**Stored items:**
╭──

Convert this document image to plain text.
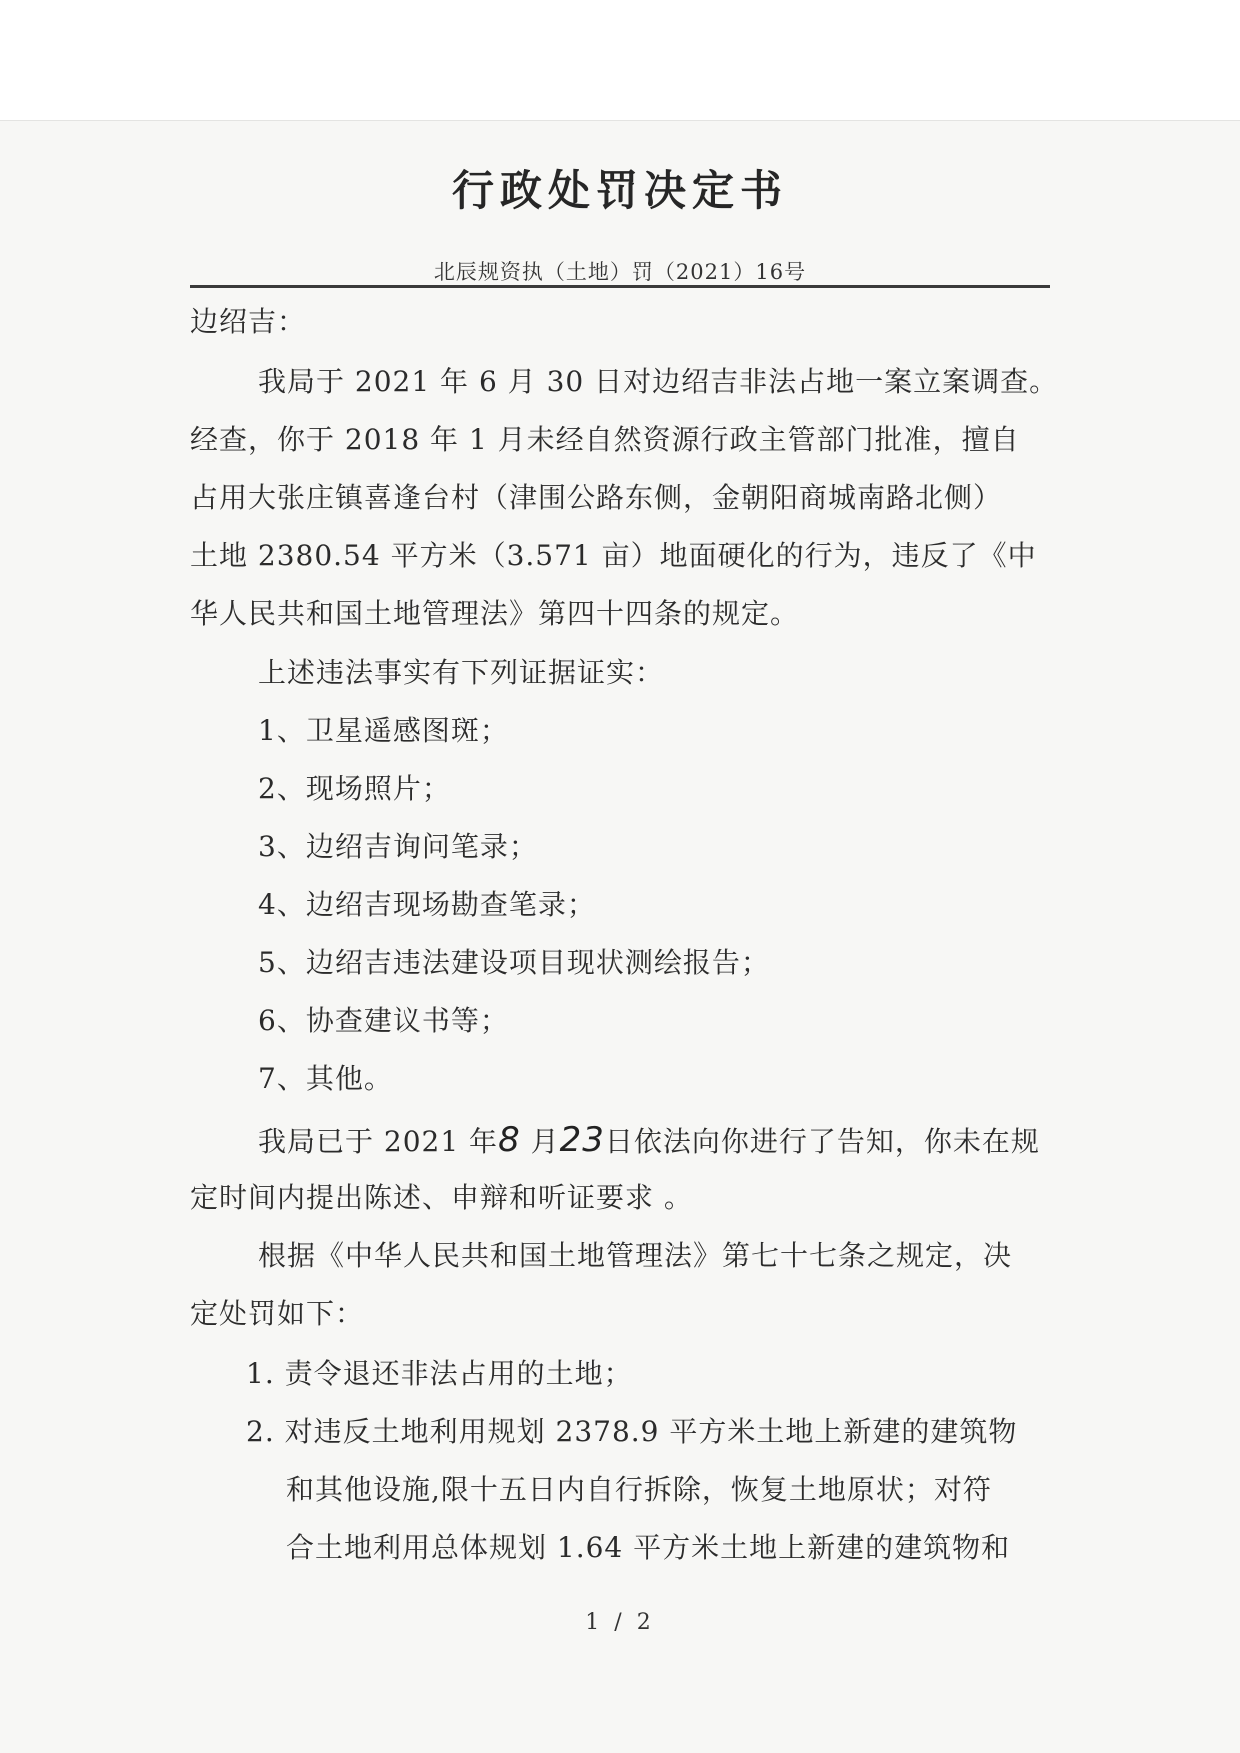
行政处罚决定书
北辰规资执（土地）罚（2021）16号
边绍吉：
我局于 2021 年 6 月 30 日对边绍吉非法占地一案立案调查。
经查，你于 2018 年 1 月未经自然资源行政主管部门批准，擅自
占用大张庄镇喜逢台村（津围公路东侧，金朝阳商城南路北侧）
土地 2380.54 平方米（3.571 亩）地面硬化的行为，违反了《中
华人民共和国土地管理法》第四十四条的规定。
上述违法事实有下列证据证实：
1、卫星遥感图斑；
2、现场照片；
3、边绍吉询问笔录；
4、边绍吉现场勘查笔录；
5、边绍吉违法建设项目现状测绘报告；
6、协查建议书等；
7、其他。
我局已于 2021 年8 月23日依法向你进行了告知，你未在规
定时间内提出陈述、申辩和听证要求 。
根据《中华人民共和国土地管理法》第七十七条之规定，决
定处罚如下：
1. 责令退还非法占用的土地；
2. 对违反土地利用规划 2378.9 平方米土地上新建的建筑物
和其他设施,限十五日内自行拆除，恢复土地原状；对符
合土地利用总体规划 1.64 平方米土地上新建的建筑物和
1 / 2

╰──

**WHAT THE TASK ASKS:**
Working from the lines above, reproduce the material exactly and exclude its pictures.

**THE COMPLETED TASK:**
Convert this document image to plain text.
行政处罚决定书
北辰规资执（土地）罚（2021）16号
边绍吉：
我局于 2021 年 6 月 30 日对边绍吉非法占地一案立案调查。
经查，你于 2018 年 1 月未经自然资源行政主管部门批准，擅自
占用大张庄镇喜逢台村（津围公路东侧，金朝阳商城南路北侧）
土地 2380.54 平方米（3.571 亩）地面硬化的行为，违反了《中
华人民共和国土地管理法》第四十四条的规定。
上述违法事实有下列证据证实：
1、卫星遥感图斑；
2、现场照片；
3、边绍吉询问笔录；
4、边绍吉现场勘查笔录；
5、边绍吉违法建设项目现状测绘报告；
6、协查建议书等；
7、其他。
我局已于 2021 年8 月23日依法向你进行了告知，你未在规
定时间内提出陈述、申辩和听证要求 。
根据《中华人民共和国土地管理法》第七十七条之规定，决
定处罚如下：
1. 责令退还非法占用的土地；
2. 对违反土地利用规划 2378.9 平方米土地上新建的建筑物
和其他设施,限十五日内自行拆除，恢复土地原状；对符
合土地利用总体规划 1.64 平方米土地上新建的建筑物和
1 / 2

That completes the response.